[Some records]
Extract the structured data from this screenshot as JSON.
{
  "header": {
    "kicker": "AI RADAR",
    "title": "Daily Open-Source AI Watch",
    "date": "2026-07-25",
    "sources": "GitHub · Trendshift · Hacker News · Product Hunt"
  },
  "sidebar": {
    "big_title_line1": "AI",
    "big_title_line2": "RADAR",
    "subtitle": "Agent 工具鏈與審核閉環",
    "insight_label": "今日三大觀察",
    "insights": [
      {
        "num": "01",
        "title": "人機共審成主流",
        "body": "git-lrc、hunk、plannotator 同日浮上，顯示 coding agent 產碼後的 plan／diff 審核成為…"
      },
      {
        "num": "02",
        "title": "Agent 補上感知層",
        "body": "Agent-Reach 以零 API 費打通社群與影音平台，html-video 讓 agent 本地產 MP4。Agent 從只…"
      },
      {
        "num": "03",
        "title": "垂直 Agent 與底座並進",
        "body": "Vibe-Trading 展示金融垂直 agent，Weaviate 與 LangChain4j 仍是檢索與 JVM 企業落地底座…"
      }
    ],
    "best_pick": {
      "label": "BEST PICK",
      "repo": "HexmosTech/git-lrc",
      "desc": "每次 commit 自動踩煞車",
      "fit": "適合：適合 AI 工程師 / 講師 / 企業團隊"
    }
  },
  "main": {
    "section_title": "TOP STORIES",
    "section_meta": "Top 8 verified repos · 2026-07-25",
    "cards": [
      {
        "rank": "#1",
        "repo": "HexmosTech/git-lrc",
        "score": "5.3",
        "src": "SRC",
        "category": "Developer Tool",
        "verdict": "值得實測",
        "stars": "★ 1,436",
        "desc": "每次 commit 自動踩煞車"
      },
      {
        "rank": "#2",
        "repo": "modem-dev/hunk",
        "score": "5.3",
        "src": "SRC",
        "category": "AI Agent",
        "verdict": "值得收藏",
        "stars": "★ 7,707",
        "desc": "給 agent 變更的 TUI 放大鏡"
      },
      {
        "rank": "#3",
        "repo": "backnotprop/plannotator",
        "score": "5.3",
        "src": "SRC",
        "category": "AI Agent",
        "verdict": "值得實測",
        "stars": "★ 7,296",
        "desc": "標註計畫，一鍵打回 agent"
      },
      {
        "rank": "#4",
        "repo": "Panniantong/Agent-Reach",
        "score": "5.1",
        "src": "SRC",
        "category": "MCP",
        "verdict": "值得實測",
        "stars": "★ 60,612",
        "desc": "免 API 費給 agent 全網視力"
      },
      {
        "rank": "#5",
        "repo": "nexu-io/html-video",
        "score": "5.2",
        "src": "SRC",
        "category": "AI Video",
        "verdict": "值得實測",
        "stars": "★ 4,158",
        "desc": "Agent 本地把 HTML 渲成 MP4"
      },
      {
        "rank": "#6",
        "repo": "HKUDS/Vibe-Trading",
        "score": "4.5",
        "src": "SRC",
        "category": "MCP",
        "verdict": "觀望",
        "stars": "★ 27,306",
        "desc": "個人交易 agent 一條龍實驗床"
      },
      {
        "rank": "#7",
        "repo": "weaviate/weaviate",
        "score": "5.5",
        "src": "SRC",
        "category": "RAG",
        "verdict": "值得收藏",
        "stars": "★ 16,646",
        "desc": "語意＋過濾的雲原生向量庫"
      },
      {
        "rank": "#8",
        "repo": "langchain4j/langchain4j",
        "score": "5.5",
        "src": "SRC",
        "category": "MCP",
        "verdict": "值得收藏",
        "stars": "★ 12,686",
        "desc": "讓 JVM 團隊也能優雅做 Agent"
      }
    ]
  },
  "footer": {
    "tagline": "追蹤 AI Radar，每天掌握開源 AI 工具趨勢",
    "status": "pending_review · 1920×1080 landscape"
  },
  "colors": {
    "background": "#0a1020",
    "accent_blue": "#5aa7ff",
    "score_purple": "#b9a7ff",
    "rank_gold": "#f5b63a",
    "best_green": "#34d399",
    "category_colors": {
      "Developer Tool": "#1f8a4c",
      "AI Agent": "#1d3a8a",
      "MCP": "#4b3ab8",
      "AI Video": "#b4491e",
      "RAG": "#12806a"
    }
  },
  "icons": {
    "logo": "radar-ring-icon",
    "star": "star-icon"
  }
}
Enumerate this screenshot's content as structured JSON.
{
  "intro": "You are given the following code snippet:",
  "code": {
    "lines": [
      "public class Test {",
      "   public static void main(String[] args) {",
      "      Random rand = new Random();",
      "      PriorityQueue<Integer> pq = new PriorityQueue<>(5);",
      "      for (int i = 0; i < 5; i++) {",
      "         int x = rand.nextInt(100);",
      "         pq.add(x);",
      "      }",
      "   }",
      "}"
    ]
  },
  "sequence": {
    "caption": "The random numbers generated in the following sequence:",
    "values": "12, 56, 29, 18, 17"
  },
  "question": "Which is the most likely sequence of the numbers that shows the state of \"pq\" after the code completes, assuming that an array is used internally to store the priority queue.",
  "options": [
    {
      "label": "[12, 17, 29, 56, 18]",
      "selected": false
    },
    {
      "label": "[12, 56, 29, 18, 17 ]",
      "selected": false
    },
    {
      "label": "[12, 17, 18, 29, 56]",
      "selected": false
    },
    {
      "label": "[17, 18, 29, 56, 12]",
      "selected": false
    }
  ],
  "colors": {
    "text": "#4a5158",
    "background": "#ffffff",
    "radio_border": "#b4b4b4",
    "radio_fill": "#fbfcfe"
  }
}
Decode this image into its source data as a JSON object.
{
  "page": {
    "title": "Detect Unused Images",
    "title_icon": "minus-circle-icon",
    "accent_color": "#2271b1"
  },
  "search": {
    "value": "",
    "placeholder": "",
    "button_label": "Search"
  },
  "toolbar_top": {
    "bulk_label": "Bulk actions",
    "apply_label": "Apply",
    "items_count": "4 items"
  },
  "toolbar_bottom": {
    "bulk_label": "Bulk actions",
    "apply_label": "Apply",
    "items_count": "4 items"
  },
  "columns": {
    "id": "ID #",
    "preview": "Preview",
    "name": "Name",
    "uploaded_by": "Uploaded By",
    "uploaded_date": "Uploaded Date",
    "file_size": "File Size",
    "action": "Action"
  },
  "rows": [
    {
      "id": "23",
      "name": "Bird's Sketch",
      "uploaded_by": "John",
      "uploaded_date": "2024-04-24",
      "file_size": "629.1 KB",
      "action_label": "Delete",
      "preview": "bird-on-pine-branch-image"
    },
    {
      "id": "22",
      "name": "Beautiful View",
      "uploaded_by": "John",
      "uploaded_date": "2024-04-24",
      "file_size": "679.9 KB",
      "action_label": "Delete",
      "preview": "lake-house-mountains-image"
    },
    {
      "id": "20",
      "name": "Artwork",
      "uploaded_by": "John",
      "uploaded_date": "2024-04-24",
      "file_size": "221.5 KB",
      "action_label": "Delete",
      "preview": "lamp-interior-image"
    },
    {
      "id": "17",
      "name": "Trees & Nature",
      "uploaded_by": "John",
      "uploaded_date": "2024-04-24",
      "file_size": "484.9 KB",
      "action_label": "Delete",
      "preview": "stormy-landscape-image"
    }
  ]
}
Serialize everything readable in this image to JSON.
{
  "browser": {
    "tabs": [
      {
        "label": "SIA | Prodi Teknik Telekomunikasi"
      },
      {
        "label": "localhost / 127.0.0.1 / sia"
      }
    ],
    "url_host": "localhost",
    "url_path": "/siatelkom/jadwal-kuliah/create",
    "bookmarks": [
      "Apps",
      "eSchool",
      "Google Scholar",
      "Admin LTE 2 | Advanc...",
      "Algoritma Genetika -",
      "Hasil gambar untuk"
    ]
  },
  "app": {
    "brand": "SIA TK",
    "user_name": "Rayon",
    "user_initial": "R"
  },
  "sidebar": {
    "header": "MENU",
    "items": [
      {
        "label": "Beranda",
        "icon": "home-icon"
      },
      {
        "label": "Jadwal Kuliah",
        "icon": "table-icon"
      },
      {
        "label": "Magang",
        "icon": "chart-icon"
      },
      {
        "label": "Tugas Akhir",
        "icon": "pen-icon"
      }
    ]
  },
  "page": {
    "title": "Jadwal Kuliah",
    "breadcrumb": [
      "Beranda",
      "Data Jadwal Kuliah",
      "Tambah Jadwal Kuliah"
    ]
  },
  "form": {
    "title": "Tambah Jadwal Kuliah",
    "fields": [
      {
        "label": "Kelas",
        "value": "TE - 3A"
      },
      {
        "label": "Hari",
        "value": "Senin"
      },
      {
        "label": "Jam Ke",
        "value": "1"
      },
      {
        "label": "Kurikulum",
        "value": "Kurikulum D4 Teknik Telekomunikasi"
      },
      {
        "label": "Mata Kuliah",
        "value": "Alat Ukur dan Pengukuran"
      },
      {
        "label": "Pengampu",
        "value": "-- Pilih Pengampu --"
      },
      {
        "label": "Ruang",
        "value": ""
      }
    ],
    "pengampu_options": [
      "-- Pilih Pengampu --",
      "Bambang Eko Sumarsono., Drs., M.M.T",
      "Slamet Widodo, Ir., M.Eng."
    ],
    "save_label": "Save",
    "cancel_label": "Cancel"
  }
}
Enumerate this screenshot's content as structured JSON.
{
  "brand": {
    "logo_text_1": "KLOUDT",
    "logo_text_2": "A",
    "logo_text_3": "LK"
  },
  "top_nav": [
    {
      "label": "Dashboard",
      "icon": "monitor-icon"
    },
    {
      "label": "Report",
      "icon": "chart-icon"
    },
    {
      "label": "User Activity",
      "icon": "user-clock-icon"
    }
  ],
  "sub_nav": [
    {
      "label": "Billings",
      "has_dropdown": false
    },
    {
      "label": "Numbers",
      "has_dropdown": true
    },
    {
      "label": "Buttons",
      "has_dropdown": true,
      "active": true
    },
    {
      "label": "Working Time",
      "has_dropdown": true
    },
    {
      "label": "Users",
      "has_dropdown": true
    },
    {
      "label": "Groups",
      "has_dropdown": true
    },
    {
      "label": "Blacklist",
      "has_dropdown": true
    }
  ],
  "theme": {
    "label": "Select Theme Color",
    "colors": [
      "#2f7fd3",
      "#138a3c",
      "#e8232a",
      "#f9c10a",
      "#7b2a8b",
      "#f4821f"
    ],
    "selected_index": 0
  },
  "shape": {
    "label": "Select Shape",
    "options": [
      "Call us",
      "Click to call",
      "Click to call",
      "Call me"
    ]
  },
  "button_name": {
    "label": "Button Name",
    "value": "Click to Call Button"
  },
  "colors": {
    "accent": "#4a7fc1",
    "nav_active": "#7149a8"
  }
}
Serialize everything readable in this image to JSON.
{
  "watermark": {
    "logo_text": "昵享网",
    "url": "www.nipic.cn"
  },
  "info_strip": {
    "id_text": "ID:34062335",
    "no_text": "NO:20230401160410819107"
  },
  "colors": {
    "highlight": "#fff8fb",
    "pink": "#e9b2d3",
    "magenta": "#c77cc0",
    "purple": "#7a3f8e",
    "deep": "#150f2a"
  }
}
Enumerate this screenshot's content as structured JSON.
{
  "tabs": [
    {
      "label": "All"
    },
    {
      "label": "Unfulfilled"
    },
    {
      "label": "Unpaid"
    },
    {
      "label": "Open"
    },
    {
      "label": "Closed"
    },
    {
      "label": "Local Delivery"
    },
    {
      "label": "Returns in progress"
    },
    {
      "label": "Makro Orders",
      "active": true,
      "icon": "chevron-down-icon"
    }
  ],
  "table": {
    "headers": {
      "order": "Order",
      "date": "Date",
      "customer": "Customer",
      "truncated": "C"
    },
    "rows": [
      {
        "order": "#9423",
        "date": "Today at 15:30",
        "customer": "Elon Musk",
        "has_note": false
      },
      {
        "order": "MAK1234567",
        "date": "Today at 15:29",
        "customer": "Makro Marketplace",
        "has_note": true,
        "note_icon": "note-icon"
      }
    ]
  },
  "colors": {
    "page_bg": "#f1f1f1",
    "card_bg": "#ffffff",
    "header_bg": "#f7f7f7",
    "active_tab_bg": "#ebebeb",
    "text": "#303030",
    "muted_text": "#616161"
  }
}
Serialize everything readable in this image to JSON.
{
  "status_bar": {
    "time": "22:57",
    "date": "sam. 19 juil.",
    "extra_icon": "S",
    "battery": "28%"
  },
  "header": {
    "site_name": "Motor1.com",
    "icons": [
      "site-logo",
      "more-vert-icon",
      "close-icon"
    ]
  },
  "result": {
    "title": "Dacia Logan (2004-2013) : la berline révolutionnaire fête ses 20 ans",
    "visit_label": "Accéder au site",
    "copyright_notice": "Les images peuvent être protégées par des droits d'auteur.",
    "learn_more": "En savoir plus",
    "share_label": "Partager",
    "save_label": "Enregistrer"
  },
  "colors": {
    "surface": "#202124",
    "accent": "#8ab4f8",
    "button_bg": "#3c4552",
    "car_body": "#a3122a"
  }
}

## [TASK GOAL]
Locate each line containing the string "plannotator" and show it.

## [THE COMPLETED TASK]
        "body": "git-lrc、hunk、plannotator 同日浮上，顯示 coding agent 產碼後的 plan／diff 審核成為…"
        "repo": "backnotprop/plannotator",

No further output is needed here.